§ **EXCERPTED DATA**
---

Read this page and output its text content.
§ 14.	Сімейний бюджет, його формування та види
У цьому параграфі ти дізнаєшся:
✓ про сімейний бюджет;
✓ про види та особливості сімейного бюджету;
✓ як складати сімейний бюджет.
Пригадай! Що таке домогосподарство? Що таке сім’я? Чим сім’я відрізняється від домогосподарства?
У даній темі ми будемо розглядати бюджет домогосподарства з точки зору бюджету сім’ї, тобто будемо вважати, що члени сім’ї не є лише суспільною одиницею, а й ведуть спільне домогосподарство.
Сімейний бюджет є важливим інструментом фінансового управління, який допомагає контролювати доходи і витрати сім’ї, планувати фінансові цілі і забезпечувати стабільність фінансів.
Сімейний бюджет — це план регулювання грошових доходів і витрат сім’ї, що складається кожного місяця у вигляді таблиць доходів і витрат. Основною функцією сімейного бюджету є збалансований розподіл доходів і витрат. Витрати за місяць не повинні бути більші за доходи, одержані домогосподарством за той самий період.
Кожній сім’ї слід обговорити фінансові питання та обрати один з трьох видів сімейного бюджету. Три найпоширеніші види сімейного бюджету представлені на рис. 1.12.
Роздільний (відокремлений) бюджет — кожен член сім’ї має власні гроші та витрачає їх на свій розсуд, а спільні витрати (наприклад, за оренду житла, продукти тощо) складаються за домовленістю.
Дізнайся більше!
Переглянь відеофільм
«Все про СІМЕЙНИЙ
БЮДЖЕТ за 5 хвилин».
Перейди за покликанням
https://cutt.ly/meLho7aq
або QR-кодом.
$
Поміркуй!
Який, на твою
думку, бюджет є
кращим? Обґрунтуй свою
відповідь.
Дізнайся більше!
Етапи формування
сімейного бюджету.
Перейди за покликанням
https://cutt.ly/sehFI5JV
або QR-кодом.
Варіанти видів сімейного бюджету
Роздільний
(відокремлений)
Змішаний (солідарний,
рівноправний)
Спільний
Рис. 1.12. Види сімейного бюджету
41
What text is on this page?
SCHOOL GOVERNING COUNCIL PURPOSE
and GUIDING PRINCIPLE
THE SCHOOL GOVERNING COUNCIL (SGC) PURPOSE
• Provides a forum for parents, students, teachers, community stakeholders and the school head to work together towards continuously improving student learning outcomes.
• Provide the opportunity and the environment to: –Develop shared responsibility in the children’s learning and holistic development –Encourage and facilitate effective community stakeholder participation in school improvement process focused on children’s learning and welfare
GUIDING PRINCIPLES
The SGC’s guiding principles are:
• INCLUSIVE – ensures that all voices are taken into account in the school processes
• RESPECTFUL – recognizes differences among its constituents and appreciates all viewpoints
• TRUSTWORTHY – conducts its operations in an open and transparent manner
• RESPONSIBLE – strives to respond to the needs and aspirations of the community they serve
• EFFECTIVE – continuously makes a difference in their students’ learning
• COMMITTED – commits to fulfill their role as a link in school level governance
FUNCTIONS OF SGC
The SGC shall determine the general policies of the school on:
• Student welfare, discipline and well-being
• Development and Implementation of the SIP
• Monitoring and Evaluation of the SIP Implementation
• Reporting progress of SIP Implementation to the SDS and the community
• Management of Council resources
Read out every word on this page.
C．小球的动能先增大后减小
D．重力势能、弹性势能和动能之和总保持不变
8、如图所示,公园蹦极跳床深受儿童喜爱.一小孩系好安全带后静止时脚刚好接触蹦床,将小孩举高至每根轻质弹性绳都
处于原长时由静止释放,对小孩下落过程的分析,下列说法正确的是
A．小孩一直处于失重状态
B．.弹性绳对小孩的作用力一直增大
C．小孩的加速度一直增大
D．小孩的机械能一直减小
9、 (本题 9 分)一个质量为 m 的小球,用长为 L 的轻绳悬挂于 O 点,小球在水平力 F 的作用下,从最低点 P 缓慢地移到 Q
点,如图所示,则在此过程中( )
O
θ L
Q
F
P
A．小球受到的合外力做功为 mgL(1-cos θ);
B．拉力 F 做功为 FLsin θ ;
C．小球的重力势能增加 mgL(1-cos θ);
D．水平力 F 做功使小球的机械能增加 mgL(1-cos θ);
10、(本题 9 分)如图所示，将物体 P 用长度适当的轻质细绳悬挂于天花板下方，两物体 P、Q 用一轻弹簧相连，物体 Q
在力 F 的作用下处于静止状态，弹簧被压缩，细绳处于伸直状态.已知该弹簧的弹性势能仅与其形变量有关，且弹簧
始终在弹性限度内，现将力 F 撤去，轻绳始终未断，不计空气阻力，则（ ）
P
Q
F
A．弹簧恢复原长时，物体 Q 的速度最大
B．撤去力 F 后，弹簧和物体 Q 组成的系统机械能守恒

---

§ **YOUR TASK**
Without changing a word, restate the whole listing.

§ **EXPECTED OUTPUT**
Read this page and output its text content.
§ 14.	Сімейний бюджет, його формування та види
У цьому параграфі ти дізнаєшся:
✓ про сімейний бюджет;
✓ про види та особливості сімейного бюджету;
✓ як складати сімейний бюджет.
Пригадай! Що таке домогосподарство? Що таке сім’я? Чим сім’я відрізняється від домогосподарства?
У даній темі ми будемо розглядати бюджет домогосподарства з точки зору бюджету сім’ї, тобто будемо вважати, що члени сім’ї не є лише суспільною одиницею, а й ведуть спільне домогосподарство.
Сімейний бюджет є важливим інструментом фінансового управління, який допомагає контролювати доходи і витрати сім’ї, планувати фінансові цілі і забезпечувати стабільність фінансів.
Сімейний бюджет — це план регулювання грошових доходів і витрат сім’ї, що складається кожного місяця у вигляді таблиць доходів і витрат. Основною функцією сімейного бюджету є збалансований розподіл доходів і витрат. Витрати за місяць не повинні бути більші за доходи, одержані домогосподарством за той самий період.
Кожній сім’ї слід обговорити фінансові питання та обрати один з трьох видів сімейного бюджету. Три найпоширеніші види сімейного бюджету представлені на рис. 1.12.
Роздільний (відокремлений) бюджет — кожен член сім’ї має власні гроші та витрачає їх на свій розсуд, а спільні витрати (наприклад, за оренду житла, продукти тощо) складаються за домовленістю.
Дізнайся більше!
Переглянь відеофільм
«Все про СІМЕЙНИЙ
БЮДЖЕТ за 5 хвилин».
Перейди за покликанням
https://cutt.ly/meLho7aq
або QR-кодом.
$
Поміркуй!
Який, на твою
думку, бюджет є
кращим? Обґрунтуй свою
відповідь.
Дізнайся більше!
Етапи формування
сімейного бюджету.
Перейди за покликанням
https://cutt.ly/sehFI5JV
або QR-кодом.
Варіанти видів сімейного бюджету
Роздільний
(відокремлений)
Змішаний (солідарний,
рівноправний)
Спільний
Рис. 1.12. Види сімейного бюджету
41
What text is on this page?
SCHOOL GOVERNING COUNCIL PURPOSE
and GUIDING PRINCIPLE
THE SCHOOL GOVERNING COUNCIL (SGC) PURPOSE
• Provides a forum for parents, students, teachers, community stakeholders and the school head to work together towards continuously improving student learning outcomes.
• Provide the opportunity and the environment to: –Develop shared responsibility in the children’s learning and holistic development –Encourage and facilitate effective community stakeholder participation in school improvement process focused on children’s learning and welfare
GUIDING PRINCIPLES
The SGC’s guiding principles are:
• INCLUSIVE – ensures that all voices are taken into account in the school processes
• RESPECTFUL – recognizes differences among its constituents and appreciates all viewpoints
• TRUSTWORTHY – conducts its operations in an open and transparent manner
• RESPONSIBLE – strives to respond to the needs and aspirations of the community they serve
• EFFECTIVE – continuously makes a difference in their students’ learning
• COMMITTED – commits to fulfill their role as a link in school level governance
FUNCTIONS OF SGC
The SGC shall determine the general policies of the school on:
• Student welfare, discipline and well-being
• Development and Implementation of the SIP
• Monitoring and Evaluation of the SIP Implementation
• Reporting progress of SIP Implementation to the SDS and the community
• Management of Council resources
Read out every word on this page.
C．小球的动能先增大后减小
D．重力势能、弹性势能和动能之和总保持不变
8、如图所示,公园蹦极跳床深受儿童喜爱.一小孩系好安全带后静止时脚刚好接触蹦床,将小孩举高至每根轻质弹性绳都
处于原长时由静止释放,对小孩下落过程的分析,下列说法正确的是
A．小孩一直处于失重状态
B．.弹性绳对小孩的作用力一直增大
C．小孩的加速度一直增大
D．小孩的机械能一直减小
9、 (本题 9 分)一个质量为 m 的小球,用长为 L 的轻绳悬挂于 O 点,小球在水平力 F 的作用下,从最低点 P 缓慢地移到 Q
点,如图所示,则在此过程中( )
O
θ L
Q
F
P
A．小球受到的合外力做功为 mgL(1-cos θ);
B．拉力 F 做功为 FLsin θ ;
C．小球的重力势能增加 mgL(1-cos θ);
D．水平力 F 做功使小球的机械能增加 mgL(1-cos θ);
10、(本题 9 分)如图所示，将物体 P 用长度适当的轻质细绳悬挂于天花板下方，两物体 P、Q 用一轻弹簧相连，物体 Q
在力 F 的作用下处于静止状态，弹簧被压缩，细绳处于伸直状态.已知该弹簧的弹性势能仅与其形变量有关，且弹簧
始终在弹性限度内，现将力 F 撤去，轻绳始终未断，不计空气阻力，则（ ）
P
Q
F
A．弹簧恢复原长时，物体 Q 的速度最大
B．撤去力 F 后，弹簧和物体 Q 组成的系统机械能守恒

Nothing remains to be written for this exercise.